### Your goal
The records below must be retyped exactly.

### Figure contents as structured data

=====

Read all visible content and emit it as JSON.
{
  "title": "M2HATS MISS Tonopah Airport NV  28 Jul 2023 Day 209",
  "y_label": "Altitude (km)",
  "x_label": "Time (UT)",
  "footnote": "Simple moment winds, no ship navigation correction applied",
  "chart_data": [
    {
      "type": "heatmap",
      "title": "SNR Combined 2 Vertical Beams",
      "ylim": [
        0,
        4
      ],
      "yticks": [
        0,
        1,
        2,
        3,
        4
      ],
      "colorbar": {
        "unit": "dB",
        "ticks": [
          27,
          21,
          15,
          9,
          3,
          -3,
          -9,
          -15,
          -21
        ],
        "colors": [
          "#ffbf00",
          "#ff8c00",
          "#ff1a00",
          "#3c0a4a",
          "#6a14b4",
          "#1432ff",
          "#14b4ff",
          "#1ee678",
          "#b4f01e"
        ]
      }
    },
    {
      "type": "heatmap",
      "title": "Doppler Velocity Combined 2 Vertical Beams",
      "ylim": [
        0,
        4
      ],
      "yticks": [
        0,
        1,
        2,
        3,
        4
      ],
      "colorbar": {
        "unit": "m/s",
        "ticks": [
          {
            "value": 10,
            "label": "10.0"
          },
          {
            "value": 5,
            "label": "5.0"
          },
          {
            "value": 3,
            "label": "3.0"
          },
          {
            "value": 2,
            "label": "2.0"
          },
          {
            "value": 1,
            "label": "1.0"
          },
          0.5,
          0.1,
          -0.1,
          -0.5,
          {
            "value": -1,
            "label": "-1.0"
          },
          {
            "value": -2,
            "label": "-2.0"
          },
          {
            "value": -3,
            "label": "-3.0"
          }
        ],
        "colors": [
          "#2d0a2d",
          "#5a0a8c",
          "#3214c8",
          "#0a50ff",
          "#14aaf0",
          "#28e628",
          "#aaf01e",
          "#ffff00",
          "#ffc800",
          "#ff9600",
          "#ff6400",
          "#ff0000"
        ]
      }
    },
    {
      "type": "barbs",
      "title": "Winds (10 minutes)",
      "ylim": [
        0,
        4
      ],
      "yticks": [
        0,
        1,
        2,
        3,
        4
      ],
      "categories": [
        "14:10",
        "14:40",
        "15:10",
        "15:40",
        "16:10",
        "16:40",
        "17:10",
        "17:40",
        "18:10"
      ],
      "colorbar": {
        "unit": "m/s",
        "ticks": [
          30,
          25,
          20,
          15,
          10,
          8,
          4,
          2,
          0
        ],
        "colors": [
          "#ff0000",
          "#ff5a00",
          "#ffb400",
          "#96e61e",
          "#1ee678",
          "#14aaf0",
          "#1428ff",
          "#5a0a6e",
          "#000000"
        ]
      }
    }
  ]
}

=====

### Complete output
Read all visible content and emit it as JSON.
{
  "title": "M2HATS MISS Tonopah Airport NV  28 Jul 2023 Day 209",
  "y_label": "Altitude (km)",
  "x_label": "Time (UT)",
  "footnote": "Simple moment winds, no ship navigation correction applied",
  "chart_data": [
    {
      "type": "heatmap",
      "title": "SNR Combined 2 Vertical Beams",
      "ylim": [
        0,
        4
      ],
      "yticks": [
        0,
        1,
        2,
        3,
        4
      ],
      "colorbar": {
        "unit": "dB",
        "ticks": [
          27,
          21,
          15,
          9,
          3,
          -3,
          -9,
          -15,
          -21
        ],
        "colors": [
          "#ffbf00",
          "#ff8c00",
          "#ff1a00",
          "#3c0a4a",
          "#6a14b4",
          "#1432ff",
          "#14b4ff",
          "#1ee678",
          "#b4f01e"
        ]
      }
    },
    {
      "type": "heatmap",
      "title": "Doppler Velocity Combined 2 Vertical Beams",
      "ylim": [
        0,
        4
      ],
      "yticks": [
        0,
        1,
        2,
        3,
        4
      ],
      "colorbar": {
        "unit": "m/s",
        "ticks": [
          {
            "value": 10,
            "label": "10.0"
          },
          {
            "value": 5,
            "label": "5.0"
          },
          {
            "value": 3,
            "label": "3.0"
          },
          {
            "value": 2,
            "label": "2.0"
          },
          {
            "value": 1,
            "label": "1.0"
          },
          0.5,
          0.1,
          -0.1,
          -0.5,
          {
            "value": -1,
            "label": "-1.0"
          },
          {
            "value": -2,
            "label": "-2.0"
          },
          {
            "value": -3,
            "label": "-3.0"
          }
        ],
        "colors": [
          "#2d0a2d",
          "#5a0a8c",
          "#3214c8",
          "#0a50ff",
          "#14aaf0",
          "#28e628",
          "#aaf01e",
          "#ffff00",
          "#ffc800",
          "#ff9600",
          "#ff6400",
          "#ff0000"
        ]
      }
    },
    {
      "type": "barbs",
      "title": "Winds (10 minutes)",
      "ylim": [
        0,
        4
      ],
      "yticks": [
        0,
        1,
        2,
        3,
        4
      ],
      "categories": [
        "14:10",
        "14:40",
        "15:10",
        "15:40",
        "16:10",
        "16:40",
        "17:10",
        "17:40",
        "18:10"
      ],
      "colorbar": {
        "unit": "m/s",
        "ticks": [
          30,
          25,
          20,
          15,
          10,
          8,
          4,
          2,
          0
        ],
        "colors": [
          "#ff0000",
          "#ff5a00",
          "#ffb400",
          "#96e61e",
          "#1ee678",
          "#14aaf0",
          "#1428ff",
          "#5a0a6e",
          "#000000"
        ]
      }
    }
  ]
}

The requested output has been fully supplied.